[Goal]
Read the records and gather each line that includes "وابن".

Dataset items
-=-=-=-=-
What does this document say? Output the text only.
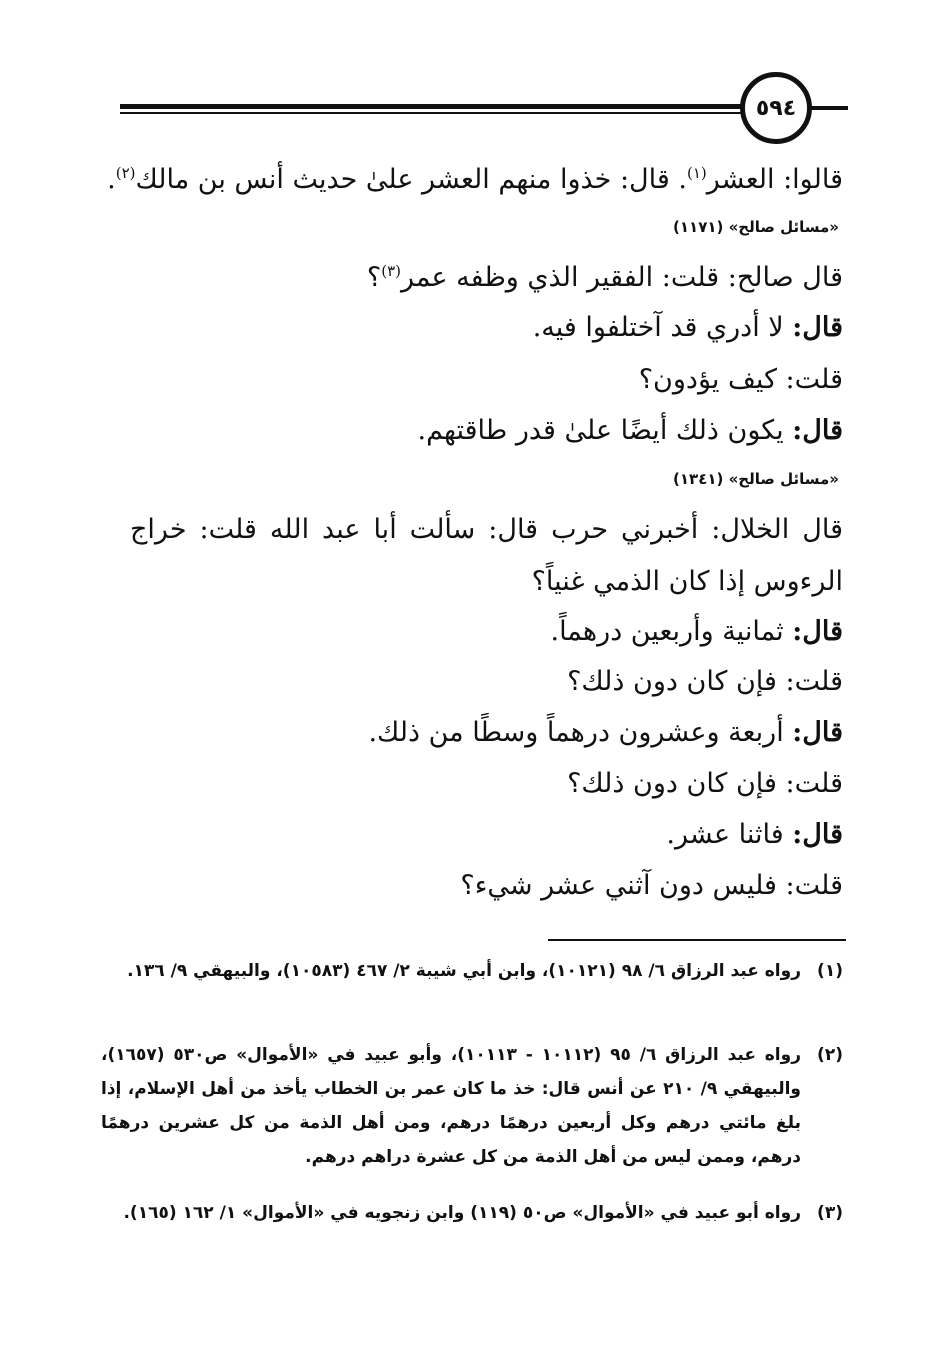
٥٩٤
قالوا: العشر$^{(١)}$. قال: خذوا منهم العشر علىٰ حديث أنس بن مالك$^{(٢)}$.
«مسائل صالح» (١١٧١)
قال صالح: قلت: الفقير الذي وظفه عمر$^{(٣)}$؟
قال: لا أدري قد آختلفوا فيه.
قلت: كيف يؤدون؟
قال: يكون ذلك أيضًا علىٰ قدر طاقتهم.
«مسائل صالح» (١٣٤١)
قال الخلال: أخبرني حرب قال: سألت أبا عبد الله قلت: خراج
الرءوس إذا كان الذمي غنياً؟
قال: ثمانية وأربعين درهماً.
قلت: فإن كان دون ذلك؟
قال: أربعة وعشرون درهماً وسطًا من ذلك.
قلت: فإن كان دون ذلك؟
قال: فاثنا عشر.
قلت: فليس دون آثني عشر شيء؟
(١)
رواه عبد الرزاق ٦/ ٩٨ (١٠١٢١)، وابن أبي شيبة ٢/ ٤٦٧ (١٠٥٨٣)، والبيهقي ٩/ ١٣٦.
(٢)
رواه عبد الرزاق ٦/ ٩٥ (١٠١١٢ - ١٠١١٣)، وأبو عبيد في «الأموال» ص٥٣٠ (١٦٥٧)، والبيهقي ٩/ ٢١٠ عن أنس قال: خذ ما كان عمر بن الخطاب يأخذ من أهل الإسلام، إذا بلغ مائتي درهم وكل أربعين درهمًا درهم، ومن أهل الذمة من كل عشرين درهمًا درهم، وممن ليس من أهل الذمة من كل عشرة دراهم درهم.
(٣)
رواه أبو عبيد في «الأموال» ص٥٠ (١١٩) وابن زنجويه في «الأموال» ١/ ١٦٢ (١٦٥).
-=-=-=-=-
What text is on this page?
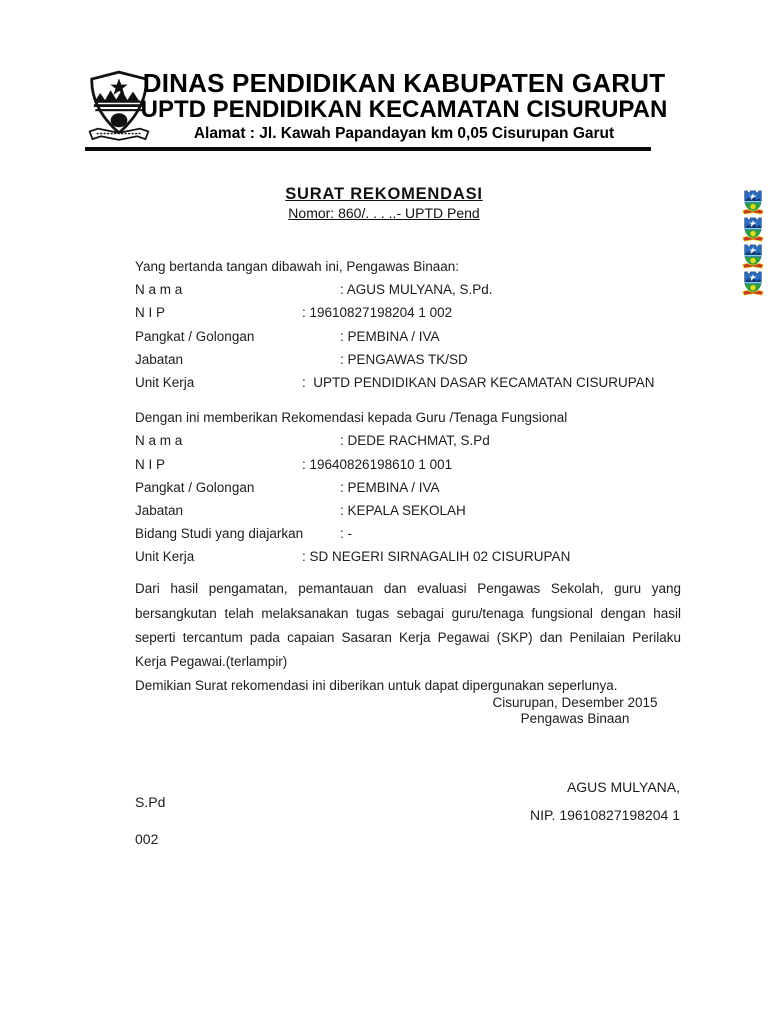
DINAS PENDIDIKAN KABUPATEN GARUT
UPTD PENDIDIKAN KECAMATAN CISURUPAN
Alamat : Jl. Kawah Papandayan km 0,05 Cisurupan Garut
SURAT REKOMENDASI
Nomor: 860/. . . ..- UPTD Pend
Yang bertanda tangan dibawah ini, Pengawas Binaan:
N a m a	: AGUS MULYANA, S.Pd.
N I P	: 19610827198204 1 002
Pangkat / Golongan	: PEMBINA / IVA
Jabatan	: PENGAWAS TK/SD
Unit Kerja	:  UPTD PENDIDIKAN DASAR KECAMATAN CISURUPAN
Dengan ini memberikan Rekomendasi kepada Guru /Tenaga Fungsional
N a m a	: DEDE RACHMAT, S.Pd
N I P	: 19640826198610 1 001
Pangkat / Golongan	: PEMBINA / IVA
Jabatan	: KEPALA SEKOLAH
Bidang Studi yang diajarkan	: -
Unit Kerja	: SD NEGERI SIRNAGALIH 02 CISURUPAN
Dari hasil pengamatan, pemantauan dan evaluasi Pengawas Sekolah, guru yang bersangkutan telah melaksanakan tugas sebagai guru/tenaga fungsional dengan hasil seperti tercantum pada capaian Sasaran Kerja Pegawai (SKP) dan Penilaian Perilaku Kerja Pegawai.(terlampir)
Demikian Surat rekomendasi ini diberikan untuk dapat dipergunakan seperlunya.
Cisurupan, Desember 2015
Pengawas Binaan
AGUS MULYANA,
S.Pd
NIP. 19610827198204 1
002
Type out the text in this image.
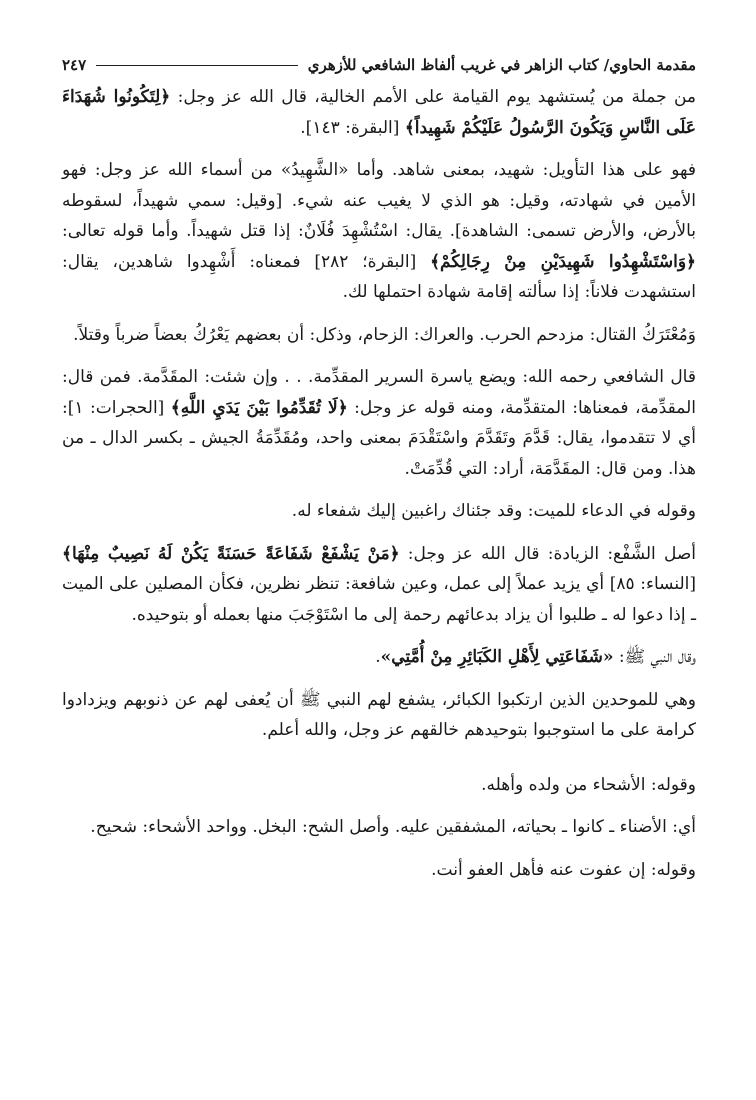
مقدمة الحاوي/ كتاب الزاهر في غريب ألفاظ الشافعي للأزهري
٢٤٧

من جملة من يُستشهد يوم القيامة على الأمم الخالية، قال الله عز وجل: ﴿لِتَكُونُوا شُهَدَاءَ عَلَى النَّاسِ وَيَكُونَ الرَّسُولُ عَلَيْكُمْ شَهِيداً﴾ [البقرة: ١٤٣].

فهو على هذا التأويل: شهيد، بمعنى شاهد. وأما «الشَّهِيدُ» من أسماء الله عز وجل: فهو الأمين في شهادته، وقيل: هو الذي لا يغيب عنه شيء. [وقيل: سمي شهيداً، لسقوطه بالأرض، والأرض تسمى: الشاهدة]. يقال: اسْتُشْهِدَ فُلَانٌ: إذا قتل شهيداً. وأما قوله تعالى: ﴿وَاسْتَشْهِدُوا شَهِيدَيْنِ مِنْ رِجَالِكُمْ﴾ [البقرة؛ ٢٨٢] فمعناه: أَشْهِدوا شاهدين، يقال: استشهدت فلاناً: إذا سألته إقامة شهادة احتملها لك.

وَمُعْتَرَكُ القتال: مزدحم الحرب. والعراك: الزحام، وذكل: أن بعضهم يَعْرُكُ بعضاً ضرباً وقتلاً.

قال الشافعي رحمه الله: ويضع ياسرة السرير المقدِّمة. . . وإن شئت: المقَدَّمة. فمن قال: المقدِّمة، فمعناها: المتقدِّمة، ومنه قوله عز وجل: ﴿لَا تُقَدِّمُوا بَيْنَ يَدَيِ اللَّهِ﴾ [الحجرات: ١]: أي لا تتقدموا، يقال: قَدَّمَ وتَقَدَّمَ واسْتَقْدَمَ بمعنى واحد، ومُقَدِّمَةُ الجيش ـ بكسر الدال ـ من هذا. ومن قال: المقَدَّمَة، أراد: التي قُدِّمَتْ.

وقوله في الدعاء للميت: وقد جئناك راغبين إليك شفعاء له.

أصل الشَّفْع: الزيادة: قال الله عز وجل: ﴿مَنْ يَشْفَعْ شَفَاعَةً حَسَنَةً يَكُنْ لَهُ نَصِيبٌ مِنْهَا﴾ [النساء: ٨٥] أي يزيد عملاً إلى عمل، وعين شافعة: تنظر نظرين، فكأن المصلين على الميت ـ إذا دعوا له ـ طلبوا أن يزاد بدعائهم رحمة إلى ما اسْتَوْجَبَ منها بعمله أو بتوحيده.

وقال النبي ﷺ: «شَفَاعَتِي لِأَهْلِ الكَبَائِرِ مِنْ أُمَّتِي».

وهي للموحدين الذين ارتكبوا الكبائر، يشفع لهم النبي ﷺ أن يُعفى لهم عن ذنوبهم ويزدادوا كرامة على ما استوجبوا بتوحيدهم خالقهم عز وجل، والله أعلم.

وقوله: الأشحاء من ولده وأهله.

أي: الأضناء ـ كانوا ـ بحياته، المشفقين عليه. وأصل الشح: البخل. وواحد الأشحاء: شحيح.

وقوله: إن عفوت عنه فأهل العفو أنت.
-=-=-=-=-
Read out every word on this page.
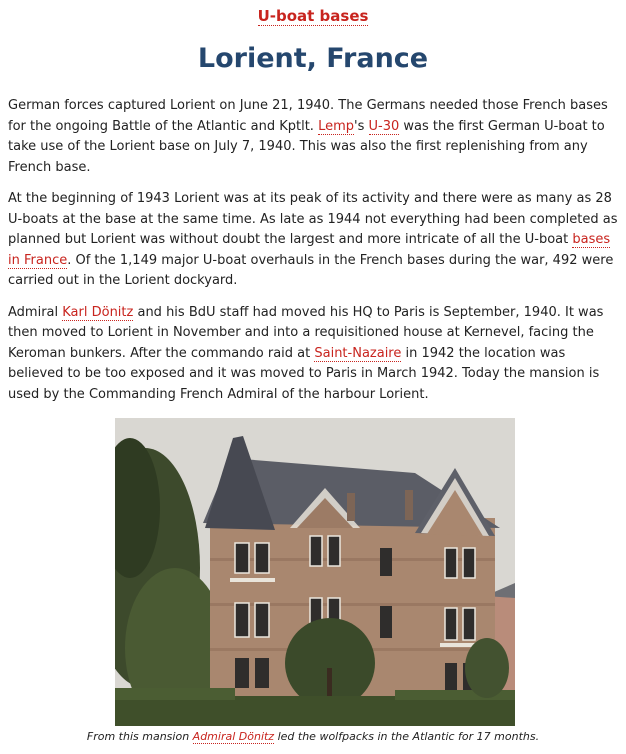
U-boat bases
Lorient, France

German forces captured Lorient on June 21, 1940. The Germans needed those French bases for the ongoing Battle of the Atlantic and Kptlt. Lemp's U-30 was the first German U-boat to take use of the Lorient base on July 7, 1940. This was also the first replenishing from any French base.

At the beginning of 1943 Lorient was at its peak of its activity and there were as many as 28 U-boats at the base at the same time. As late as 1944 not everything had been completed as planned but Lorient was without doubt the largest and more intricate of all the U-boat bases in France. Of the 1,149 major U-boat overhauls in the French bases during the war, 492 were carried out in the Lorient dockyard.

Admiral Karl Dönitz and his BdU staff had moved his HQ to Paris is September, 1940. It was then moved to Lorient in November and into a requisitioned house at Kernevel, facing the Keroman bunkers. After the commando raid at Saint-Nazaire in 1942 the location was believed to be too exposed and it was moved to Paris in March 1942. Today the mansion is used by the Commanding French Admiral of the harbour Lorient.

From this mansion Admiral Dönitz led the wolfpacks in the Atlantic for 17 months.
-=-=-=-=-
[Worked answer]
رواه عبد الرزاق ٦/ ٩٨ (١٠١٢١)، وابن أبي شيبة ٢/ ٤٦٧ (١٠٥٨٣)، والبيهقي ٩/ ١٣٦.
رواه أبو عبيد في «الأموال» ص٥٠ (١١٩) وابن زنجويه في «الأموال» ١/ ١٦٢ (١٦٥).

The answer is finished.